From the entries below, copy every line that holds the word "style".

— Begin Records for the task —

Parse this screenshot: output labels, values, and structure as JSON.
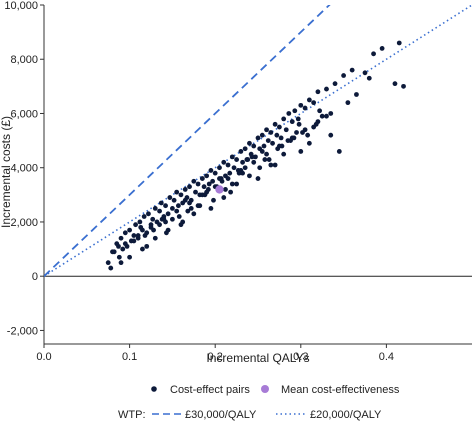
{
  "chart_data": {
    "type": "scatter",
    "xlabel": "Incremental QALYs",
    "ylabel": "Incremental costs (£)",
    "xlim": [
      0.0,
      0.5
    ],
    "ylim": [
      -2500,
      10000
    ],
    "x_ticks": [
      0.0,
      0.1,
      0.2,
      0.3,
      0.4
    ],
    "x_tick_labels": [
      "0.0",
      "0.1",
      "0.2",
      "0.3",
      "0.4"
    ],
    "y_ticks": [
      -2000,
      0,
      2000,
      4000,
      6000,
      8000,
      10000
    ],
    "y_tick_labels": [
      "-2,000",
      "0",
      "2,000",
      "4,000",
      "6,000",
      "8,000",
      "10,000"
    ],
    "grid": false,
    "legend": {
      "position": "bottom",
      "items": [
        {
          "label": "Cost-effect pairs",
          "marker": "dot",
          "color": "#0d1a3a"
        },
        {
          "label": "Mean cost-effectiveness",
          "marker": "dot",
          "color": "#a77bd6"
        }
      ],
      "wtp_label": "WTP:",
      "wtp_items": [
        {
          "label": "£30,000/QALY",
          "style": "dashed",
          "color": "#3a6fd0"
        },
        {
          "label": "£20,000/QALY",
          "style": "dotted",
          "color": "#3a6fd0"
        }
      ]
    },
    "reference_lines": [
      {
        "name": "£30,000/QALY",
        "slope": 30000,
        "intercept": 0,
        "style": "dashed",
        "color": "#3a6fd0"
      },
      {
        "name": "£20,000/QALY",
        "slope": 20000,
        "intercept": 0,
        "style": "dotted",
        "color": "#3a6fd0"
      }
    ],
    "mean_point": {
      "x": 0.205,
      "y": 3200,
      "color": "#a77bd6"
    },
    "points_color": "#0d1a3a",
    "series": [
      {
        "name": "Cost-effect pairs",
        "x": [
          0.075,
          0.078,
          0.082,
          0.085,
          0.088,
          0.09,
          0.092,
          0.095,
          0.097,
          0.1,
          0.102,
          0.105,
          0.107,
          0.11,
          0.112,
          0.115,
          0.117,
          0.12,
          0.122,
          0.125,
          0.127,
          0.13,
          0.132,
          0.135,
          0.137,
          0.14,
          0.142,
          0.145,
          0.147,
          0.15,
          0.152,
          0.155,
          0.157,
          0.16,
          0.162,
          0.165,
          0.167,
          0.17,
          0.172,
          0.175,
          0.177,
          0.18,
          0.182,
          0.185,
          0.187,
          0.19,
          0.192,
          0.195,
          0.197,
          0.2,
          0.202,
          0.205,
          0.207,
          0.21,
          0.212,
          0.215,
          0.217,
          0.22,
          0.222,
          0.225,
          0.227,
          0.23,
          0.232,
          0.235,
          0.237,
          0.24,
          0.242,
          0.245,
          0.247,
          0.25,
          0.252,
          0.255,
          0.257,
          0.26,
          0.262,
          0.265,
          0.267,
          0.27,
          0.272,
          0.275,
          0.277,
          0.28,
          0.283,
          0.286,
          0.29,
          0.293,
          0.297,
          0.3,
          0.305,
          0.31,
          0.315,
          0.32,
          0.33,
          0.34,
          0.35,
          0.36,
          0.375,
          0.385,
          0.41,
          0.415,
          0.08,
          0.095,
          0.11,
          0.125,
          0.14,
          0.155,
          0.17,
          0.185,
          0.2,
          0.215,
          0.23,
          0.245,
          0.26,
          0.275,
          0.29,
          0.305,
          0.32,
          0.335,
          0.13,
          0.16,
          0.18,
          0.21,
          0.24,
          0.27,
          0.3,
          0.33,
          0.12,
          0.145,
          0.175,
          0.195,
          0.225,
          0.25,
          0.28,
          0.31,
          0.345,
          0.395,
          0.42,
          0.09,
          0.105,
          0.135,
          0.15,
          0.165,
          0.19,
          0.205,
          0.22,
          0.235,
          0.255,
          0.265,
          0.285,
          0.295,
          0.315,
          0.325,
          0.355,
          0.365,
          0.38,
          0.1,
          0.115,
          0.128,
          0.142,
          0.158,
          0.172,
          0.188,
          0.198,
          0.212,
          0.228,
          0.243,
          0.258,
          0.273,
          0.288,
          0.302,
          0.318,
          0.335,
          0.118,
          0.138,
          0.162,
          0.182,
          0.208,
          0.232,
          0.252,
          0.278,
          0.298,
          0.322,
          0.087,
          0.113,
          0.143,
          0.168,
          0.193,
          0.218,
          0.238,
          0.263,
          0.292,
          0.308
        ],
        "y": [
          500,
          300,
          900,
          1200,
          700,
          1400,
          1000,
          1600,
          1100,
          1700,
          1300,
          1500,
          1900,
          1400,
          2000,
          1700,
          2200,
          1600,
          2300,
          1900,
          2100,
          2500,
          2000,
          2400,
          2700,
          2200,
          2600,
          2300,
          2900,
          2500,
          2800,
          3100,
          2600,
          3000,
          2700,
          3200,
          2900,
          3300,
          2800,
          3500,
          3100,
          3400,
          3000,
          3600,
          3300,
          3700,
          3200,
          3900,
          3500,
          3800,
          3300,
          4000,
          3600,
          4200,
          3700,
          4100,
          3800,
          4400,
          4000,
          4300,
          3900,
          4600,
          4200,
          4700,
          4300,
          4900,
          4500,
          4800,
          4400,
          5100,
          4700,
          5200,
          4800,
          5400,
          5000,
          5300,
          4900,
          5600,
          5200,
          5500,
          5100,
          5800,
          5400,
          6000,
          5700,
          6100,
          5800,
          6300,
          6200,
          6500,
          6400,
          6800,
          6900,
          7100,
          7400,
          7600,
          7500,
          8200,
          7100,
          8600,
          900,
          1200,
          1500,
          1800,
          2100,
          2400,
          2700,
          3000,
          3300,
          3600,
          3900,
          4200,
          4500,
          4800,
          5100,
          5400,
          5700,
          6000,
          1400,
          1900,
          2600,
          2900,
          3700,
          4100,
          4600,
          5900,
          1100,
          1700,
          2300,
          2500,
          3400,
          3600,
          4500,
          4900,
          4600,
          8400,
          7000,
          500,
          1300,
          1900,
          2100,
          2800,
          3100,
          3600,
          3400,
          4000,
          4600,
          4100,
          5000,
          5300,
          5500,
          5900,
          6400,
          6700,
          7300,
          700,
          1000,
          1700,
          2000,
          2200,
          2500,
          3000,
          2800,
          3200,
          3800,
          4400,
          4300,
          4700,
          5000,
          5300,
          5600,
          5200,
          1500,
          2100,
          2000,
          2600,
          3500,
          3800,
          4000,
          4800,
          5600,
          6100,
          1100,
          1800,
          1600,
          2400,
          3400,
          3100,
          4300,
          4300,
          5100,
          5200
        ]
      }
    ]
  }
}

— End Records for the task —

__Written response__:
          "style": "dashed",
          "style": "dotted",
        "style": "dashed",
        "style": "dotted",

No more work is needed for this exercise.